- DATA FOR PROCESSING
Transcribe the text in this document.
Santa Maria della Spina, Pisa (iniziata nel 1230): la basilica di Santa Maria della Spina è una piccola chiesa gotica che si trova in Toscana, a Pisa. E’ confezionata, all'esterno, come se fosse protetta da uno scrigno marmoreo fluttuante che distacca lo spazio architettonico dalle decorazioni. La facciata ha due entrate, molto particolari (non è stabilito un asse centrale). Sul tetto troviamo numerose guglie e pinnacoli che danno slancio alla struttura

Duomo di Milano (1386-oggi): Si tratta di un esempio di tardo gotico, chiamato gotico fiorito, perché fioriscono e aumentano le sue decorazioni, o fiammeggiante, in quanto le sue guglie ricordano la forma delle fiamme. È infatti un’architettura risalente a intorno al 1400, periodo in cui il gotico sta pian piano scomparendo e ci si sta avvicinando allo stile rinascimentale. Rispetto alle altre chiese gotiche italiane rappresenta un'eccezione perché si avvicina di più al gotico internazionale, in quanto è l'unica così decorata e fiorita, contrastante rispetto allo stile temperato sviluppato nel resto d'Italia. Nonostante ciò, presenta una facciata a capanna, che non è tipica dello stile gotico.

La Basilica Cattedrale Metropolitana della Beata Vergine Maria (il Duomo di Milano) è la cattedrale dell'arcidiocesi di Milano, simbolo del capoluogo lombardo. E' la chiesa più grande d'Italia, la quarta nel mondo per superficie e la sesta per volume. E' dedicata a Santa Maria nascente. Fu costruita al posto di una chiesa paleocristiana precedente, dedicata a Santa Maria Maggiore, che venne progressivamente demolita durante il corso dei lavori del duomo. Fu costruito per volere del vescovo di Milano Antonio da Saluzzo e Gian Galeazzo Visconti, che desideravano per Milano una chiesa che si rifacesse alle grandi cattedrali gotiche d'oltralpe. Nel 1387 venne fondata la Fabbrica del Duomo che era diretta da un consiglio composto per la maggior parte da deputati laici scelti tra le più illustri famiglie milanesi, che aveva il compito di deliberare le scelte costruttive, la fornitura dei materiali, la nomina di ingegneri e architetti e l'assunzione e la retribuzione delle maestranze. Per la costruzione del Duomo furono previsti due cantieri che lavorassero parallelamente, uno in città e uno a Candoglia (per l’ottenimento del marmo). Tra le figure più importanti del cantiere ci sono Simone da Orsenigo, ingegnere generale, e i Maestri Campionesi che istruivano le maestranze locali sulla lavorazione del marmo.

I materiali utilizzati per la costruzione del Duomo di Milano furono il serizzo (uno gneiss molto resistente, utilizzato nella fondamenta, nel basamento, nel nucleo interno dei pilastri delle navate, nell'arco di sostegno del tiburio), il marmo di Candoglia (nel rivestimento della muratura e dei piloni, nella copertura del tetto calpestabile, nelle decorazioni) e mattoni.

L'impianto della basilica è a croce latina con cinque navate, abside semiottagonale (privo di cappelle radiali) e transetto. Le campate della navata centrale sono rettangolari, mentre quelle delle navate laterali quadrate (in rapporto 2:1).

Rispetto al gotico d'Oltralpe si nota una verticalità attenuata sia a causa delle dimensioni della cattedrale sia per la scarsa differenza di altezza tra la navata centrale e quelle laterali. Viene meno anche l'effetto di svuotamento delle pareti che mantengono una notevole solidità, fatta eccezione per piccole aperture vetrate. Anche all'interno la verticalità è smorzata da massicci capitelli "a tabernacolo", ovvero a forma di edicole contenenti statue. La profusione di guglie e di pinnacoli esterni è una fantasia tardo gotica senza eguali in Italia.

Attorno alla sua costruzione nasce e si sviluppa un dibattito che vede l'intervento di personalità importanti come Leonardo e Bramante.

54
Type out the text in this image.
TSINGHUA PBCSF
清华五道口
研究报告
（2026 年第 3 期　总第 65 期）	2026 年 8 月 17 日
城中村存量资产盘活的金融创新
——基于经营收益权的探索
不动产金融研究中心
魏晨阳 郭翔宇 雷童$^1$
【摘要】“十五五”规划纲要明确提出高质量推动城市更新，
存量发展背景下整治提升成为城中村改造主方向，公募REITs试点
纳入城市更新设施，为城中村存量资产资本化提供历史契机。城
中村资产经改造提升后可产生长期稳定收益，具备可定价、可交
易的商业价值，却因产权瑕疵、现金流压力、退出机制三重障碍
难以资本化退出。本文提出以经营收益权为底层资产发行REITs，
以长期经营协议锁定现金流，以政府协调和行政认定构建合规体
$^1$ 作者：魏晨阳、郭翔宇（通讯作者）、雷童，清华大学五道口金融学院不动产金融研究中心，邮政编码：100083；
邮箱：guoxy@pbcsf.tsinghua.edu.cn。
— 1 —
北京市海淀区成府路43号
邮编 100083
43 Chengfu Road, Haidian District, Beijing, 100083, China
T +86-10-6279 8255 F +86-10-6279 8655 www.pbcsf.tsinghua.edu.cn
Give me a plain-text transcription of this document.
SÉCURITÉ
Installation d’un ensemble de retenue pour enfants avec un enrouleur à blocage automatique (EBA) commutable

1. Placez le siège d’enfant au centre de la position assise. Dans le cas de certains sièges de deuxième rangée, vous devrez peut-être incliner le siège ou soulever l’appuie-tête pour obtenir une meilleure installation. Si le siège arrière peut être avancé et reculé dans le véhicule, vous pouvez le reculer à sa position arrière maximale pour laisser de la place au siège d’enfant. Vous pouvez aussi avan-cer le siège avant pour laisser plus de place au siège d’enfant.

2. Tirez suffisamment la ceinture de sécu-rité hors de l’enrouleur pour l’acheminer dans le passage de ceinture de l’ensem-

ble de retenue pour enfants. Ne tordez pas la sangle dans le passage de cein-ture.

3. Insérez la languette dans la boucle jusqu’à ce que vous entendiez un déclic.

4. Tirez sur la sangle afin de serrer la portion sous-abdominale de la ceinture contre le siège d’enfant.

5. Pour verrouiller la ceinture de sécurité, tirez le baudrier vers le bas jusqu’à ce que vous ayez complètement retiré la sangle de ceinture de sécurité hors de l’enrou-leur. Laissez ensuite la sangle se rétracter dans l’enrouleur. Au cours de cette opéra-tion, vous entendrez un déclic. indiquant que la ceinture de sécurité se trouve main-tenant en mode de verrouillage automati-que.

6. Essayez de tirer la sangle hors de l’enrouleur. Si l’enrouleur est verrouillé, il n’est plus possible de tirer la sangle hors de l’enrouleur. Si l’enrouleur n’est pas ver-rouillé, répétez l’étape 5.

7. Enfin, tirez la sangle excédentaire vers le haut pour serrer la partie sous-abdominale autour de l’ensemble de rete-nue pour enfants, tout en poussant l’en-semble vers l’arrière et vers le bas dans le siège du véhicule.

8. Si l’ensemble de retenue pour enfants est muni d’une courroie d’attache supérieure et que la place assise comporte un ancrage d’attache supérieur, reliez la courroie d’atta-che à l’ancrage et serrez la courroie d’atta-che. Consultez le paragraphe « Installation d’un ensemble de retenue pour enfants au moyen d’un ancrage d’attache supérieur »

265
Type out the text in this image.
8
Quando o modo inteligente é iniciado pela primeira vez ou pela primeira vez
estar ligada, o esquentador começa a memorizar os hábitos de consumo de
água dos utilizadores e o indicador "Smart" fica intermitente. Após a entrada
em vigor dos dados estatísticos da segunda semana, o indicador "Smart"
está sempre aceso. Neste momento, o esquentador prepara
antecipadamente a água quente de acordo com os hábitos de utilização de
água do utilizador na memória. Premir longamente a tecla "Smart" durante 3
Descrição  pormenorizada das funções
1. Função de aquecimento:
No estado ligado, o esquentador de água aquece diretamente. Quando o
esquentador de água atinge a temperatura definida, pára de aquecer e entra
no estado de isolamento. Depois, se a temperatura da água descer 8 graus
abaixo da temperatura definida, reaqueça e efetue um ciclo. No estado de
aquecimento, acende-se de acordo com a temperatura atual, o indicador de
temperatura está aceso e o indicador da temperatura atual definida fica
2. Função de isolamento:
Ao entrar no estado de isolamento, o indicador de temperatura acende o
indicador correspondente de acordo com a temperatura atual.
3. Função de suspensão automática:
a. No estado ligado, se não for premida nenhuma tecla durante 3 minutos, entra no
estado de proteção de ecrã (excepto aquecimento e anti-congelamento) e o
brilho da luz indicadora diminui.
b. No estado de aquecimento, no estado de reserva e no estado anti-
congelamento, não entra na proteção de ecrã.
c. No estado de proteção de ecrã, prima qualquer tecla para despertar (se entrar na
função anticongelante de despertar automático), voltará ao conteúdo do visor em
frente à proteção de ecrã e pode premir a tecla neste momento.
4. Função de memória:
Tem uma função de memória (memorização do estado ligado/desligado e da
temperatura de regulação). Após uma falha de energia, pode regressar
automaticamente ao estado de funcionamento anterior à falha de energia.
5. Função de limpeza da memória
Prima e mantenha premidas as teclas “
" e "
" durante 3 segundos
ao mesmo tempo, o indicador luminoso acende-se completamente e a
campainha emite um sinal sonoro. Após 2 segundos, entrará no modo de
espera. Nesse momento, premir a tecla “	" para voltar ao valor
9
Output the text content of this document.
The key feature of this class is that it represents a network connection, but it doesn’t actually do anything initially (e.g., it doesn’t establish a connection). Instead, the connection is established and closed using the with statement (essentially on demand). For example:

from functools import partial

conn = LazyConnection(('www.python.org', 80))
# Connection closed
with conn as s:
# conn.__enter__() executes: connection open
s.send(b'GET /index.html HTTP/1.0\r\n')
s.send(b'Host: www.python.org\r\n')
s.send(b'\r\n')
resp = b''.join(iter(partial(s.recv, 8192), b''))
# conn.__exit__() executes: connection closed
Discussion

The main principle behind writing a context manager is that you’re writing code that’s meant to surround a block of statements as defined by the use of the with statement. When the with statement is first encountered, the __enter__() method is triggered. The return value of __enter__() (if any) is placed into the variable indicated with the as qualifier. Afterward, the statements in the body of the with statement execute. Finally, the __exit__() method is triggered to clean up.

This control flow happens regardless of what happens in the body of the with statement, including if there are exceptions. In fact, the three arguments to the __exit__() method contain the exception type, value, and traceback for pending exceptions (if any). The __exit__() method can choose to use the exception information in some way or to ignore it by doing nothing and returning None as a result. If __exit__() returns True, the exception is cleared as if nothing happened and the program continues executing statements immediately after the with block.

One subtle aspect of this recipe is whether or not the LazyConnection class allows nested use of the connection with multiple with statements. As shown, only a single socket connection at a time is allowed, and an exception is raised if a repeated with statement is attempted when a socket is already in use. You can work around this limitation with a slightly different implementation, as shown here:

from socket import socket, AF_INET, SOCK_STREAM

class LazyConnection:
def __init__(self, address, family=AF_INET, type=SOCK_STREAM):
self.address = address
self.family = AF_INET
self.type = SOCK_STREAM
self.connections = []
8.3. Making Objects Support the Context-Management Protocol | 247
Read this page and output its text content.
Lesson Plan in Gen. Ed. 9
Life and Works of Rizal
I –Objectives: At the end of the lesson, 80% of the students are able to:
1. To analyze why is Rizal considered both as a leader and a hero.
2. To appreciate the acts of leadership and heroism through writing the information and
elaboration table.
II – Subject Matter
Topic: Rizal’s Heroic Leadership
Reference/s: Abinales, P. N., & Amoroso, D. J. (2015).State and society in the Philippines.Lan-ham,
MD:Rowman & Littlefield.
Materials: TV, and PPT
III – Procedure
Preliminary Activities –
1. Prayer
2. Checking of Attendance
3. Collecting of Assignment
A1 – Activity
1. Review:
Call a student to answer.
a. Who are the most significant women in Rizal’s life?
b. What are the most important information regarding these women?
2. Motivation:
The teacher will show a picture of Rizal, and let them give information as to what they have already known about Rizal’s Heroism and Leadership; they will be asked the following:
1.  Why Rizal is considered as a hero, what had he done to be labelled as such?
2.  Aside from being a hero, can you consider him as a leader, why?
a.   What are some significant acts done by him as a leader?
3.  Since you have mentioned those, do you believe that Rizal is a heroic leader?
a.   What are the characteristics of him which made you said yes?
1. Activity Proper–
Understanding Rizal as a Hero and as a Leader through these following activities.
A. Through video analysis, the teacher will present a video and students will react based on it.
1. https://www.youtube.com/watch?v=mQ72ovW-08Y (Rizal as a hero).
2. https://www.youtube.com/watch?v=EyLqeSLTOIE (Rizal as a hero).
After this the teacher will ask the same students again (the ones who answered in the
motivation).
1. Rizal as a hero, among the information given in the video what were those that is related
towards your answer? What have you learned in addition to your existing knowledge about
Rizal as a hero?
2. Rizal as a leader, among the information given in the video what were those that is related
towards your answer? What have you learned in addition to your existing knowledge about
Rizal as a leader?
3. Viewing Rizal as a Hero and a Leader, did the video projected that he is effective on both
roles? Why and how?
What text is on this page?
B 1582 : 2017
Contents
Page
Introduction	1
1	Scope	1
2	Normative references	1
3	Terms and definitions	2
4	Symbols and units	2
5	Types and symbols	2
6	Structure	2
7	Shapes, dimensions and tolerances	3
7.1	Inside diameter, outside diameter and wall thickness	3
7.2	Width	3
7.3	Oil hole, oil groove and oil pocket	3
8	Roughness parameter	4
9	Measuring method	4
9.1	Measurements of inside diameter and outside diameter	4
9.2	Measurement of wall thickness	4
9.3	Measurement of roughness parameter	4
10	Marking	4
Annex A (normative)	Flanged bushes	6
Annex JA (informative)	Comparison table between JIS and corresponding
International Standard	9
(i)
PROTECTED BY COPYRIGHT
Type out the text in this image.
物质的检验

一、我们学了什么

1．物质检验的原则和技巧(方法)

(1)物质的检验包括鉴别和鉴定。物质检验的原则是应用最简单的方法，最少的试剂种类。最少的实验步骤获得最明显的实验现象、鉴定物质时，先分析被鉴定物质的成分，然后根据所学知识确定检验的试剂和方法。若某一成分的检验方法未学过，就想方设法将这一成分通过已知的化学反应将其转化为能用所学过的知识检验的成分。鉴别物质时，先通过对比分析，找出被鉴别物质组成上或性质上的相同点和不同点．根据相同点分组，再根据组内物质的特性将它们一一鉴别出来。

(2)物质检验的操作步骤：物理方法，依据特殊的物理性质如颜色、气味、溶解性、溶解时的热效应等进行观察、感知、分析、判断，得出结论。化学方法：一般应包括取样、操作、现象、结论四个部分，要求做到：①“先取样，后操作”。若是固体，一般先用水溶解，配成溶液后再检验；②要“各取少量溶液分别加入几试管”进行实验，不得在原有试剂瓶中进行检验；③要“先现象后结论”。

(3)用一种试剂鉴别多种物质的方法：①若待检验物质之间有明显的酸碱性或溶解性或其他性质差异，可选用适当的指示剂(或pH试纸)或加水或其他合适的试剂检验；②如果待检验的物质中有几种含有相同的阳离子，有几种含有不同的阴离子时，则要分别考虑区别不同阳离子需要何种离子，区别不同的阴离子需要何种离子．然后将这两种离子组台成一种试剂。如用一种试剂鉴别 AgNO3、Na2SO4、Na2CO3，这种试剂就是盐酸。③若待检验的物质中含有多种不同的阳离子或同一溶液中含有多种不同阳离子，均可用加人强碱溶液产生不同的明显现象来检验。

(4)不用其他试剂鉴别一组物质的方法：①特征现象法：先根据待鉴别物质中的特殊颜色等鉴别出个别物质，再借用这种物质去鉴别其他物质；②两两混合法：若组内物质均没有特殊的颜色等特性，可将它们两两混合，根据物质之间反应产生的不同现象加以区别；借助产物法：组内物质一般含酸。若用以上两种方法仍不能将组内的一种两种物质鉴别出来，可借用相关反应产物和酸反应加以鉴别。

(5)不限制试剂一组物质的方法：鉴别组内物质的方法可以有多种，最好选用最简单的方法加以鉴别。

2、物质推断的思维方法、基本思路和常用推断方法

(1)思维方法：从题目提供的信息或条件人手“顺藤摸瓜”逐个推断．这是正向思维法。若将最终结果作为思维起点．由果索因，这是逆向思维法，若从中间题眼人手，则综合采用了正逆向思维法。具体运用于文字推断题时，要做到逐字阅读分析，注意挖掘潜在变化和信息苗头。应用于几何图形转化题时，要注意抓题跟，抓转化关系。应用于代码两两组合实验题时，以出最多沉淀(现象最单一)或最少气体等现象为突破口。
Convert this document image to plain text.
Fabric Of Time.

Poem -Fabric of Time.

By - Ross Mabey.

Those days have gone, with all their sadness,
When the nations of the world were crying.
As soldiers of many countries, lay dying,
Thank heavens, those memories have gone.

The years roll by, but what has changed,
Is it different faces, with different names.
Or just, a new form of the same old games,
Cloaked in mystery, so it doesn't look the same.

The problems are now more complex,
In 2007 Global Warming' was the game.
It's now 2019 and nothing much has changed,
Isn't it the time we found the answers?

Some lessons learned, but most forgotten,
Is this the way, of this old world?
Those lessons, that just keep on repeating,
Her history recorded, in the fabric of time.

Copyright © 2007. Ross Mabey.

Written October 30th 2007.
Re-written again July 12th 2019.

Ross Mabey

- DIRECTIONS
State how many lines of the data include the word "passage", with nothing else.

- ANSWER FOR THIS EXERCISE
2